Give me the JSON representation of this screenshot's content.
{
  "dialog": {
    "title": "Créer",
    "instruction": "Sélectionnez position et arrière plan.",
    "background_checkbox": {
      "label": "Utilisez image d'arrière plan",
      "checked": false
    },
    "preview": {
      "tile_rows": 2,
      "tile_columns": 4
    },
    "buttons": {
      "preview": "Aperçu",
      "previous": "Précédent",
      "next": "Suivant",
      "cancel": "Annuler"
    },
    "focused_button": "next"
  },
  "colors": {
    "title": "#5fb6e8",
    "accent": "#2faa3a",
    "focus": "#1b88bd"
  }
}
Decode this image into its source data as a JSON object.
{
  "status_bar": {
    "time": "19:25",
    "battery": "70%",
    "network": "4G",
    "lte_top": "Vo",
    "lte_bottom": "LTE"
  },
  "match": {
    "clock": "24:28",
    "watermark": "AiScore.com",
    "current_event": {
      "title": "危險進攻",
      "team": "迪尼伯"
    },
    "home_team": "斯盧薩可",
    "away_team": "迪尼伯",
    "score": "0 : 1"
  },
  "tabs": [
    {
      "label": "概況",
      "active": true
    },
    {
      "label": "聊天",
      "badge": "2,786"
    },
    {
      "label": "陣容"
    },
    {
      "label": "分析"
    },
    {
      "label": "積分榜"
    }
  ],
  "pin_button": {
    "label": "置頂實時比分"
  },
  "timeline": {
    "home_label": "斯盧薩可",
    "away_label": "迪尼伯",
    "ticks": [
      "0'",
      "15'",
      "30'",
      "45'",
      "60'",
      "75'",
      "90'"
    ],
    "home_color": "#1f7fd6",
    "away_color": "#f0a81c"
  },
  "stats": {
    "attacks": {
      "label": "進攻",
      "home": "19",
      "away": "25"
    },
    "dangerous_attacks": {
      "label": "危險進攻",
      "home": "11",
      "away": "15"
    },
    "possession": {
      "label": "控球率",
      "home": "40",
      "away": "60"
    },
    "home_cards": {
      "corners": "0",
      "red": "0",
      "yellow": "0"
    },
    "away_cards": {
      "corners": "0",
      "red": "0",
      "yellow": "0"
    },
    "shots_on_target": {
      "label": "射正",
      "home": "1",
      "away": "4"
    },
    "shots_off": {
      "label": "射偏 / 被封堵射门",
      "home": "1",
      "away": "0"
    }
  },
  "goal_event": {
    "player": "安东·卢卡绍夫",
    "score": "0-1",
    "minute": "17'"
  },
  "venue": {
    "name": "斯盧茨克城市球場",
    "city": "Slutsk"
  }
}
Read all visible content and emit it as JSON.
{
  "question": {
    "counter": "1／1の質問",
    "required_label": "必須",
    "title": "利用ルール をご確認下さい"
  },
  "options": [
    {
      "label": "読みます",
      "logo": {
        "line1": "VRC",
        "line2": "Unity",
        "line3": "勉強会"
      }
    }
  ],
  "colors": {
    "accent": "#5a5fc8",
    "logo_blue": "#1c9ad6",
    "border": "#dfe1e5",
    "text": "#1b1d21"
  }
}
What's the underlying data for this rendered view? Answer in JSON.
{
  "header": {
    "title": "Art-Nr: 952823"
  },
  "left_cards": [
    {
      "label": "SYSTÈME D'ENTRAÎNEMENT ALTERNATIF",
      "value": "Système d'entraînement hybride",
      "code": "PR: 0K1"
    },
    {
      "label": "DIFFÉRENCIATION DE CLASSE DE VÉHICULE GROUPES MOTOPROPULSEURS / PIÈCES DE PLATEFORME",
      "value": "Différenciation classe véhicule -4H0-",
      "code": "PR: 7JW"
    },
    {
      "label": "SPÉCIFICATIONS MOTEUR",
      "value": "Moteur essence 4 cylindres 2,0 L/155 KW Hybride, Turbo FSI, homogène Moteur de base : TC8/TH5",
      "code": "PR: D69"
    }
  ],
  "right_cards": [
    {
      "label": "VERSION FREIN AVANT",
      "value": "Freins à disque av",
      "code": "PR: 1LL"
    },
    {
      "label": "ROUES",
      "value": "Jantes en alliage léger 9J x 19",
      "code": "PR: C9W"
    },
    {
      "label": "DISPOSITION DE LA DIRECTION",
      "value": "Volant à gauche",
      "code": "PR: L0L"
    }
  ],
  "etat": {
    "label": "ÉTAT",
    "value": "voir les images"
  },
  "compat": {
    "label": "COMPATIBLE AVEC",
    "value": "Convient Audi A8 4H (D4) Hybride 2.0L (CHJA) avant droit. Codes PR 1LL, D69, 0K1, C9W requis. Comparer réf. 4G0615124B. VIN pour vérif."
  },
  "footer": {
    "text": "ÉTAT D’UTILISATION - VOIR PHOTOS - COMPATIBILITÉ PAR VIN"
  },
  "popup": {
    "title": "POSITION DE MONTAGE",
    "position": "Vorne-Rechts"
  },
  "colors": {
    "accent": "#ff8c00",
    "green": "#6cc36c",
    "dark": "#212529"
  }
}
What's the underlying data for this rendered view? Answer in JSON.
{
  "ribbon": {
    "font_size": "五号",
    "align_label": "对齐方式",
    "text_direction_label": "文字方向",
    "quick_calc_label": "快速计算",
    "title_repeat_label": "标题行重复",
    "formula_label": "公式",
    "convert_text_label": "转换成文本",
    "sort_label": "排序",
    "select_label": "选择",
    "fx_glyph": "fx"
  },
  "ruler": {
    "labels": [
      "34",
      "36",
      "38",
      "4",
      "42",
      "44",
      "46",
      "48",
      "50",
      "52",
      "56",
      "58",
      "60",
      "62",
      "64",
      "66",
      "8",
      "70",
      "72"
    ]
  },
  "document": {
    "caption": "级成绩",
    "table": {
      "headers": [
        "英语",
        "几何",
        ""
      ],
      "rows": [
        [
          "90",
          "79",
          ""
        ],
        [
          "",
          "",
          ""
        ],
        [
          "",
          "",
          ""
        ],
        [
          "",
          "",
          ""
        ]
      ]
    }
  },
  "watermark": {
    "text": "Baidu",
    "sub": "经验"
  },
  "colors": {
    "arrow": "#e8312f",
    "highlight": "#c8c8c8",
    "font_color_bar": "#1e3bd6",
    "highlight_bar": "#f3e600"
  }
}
# # #
WRITTEN EXERCISE » Each line above must be printed exactly as it appears.

EXERCISE RESPONSE »
Give me the JSON representation of this screenshot's content.
{
  "dialog": {
    "title": "Créer",
    "instruction": "Sélectionnez position et arrière plan.",
    "background_checkbox": {
      "label": "Utilisez image d'arrière plan",
      "checked": false
    },
    "preview": {
      "tile_rows": 2,
      "tile_columns": 4
    },
    "buttons": {
      "preview": "Aperçu",
      "previous": "Précédent",
      "next": "Suivant",
      "cancel": "Annuler"
    },
    "focused_button": "next"
  },
  "colors": {
    "title": "#5fb6e8",
    "accent": "#2faa3a",
    "focus": "#1b88bd"
  }
}
Decode this image into its source data as a JSON object.
{
  "status_bar": {
    "time": "19:25",
    "battery": "70%",
    "network": "4G",
    "lte_top": "Vo",
    "lte_bottom": "LTE"
  },
  "match": {
    "clock": "24:28",
    "watermark": "AiScore.com",
    "current_event": {
      "title": "危險進攻",
      "team": "迪尼伯"
    },
    "home_team": "斯盧薩可",
    "away_team": "迪尼伯",
    "score": "0 : 1"
  },
  "tabs": [
    {
      "label": "概況",
      "active": true
    },
    {
      "label": "聊天",
      "badge": "2,786"
    },
    {
      "label": "陣容"
    },
    {
      "label": "分析"
    },
    {
      "label": "積分榜"
    }
  ],
  "pin_button": {
    "label": "置頂實時比分"
  },
  "timeline": {
    "home_label": "斯盧薩可",
    "away_label": "迪尼伯",
    "ticks": [
      "0'",
      "15'",
      "30'",
      "45'",
      "60'",
      "75'",
      "90'"
    ],
    "home_color": "#1f7fd6",
    "away_color": "#f0a81c"
  },
  "stats": {
    "attacks": {
      "label": "進攻",
      "home": "19",
      "away": "25"
    },
    "dangerous_attacks": {
      "label": "危險進攻",
      "home": "11",
      "away": "15"
    },
    "possession": {
      "label": "控球率",
      "home": "40",
      "away": "60"
    },
    "home_cards": {
      "corners": "0",
      "red": "0",
      "yellow": "0"
    },
    "away_cards": {
      "corners": "0",
      "red": "0",
      "yellow": "0"
    },
    "shots_on_target": {
      "label": "射正",
      "home": "1",
      "away": "4"
    },
    "shots_off": {
      "label": "射偏 / 被封堵射门",
      "home": "1",
      "away": "0"
    }
  },
  "goal_event": {
    "player": "安东·卢卡绍夫",
    "score": "0-1",
    "minute": "17'"
  },
  "venue": {
    "name": "斯盧茨克城市球場",
    "city": "Slutsk"
  }
}
Read all visible content and emit it as JSON.
{
  "question": {
    "counter": "1／1の質問",
    "required_label": "必須",
    "title": "利用ルール をご確認下さい"
  },
  "options": [
    {
      "label": "読みます",
      "logo": {
        "line1": "VRC",
        "line2": "Unity",
        "line3": "勉強会"
      }
    }
  ],
  "colors": {
    "accent": "#5a5fc8",
    "logo_blue": "#1c9ad6",
    "border": "#dfe1e5",
    "text": "#1b1d21"
  }
}
What's the underlying data for this rendered view? Answer in JSON.
{
  "header": {
    "title": "Art-Nr: 952823"
  },
  "left_cards": [
    {
      "label": "SYSTÈME D'ENTRAÎNEMENT ALTERNATIF",
      "value": "Système d'entraînement hybride",
      "code": "PR: 0K1"
    },
    {
      "label": "DIFFÉRENCIATION DE CLASSE DE VÉHICULE GROUPES MOTOPROPULSEURS / PIÈCES DE PLATEFORME",
      "value": "Différenciation classe véhicule -4H0-",
      "code": "PR: 7JW"
    },
    {
      "label": "SPÉCIFICATIONS MOTEUR",
      "value": "Moteur essence 4 cylindres 2,0 L/155 KW Hybride, Turbo FSI, homogène Moteur de base : TC8/TH5",
      "code": "PR: D69"
    }
  ],
  "right_cards": [
    {
      "label": "VERSION FREIN AVANT",
      "value": "Freins à disque av",
      "code": "PR: 1LL"
    },
    {
      "label": "ROUES",
      "value": "Jantes en alliage léger 9J x 19",
      "code": "PR: C9W"
    },
    {
      "label": "DISPOSITION DE LA DIRECTION",
      "value": "Volant à gauche",
      "code": "PR: L0L"
    }
  ],
  "etat": {
    "label": "ÉTAT",
    "value": "voir les images"
  },
  "compat": {
    "label": "COMPATIBLE AVEC",
    "value": "Convient Audi A8 4H (D4) Hybride 2.0L (CHJA) avant droit. Codes PR 1LL, D69, 0K1, C9W requis. Comparer réf. 4G0615124B. VIN pour vérif."
  },
  "footer": {
    "text": "ÉTAT D’UTILISATION - VOIR PHOTOS - COMPATIBILITÉ PAR VIN"
  },
  "popup": {
    "title": "POSITION DE MONTAGE",
    "position": "Vorne-Rechts"
  },
  "colors": {
    "accent": "#ff8c00",
    "green": "#6cc36c",
    "dark": "#212529"
  }
}
What's the underlying data for this rendered view? Answer in JSON.
{
  "ribbon": {
    "font_size": "五号",
    "align_label": "对齐方式",
    "text_direction_label": "文字方向",
    "quick_calc_label": "快速计算",
    "title_repeat_label": "标题行重复",
    "formula_label": "公式",
    "convert_text_label": "转换成文本",
    "sort_label": "排序",
    "select_label": "选择",
    "fx_glyph": "fx"
  },
  "ruler": {
    "labels": [
      "34",
      "36",
      "38",
      "4",
      "42",
      "44",
      "46",
      "48",
      "50",
      "52",
      "56",
      "58",
      "60",
      "62",
      "64",
      "66",
      "8",
      "70",
      "72"
    ]
  },
  "document": {
    "caption": "级成绩",
    "table": {
      "headers": [
        "英语",
        "几何",
        ""
      ],
      "rows": [
        [
          "90",
          "79",
          ""
        ],
        [
          "",
          "",
          ""
        ],
        [
          "",
          "",
          ""
        ],
        [
          "",
          "",
          ""
        ]
      ]
    }
  },
  "watermark": {
    "text": "Baidu",
    "sub": "经验"
  },
  "colors": {
    "arrow": "#e8312f",
    "highlight": "#c8c8c8",
    "font_color_bar": "#1e3bd6",
    "highlight_bar": "#f3e600"
  }
}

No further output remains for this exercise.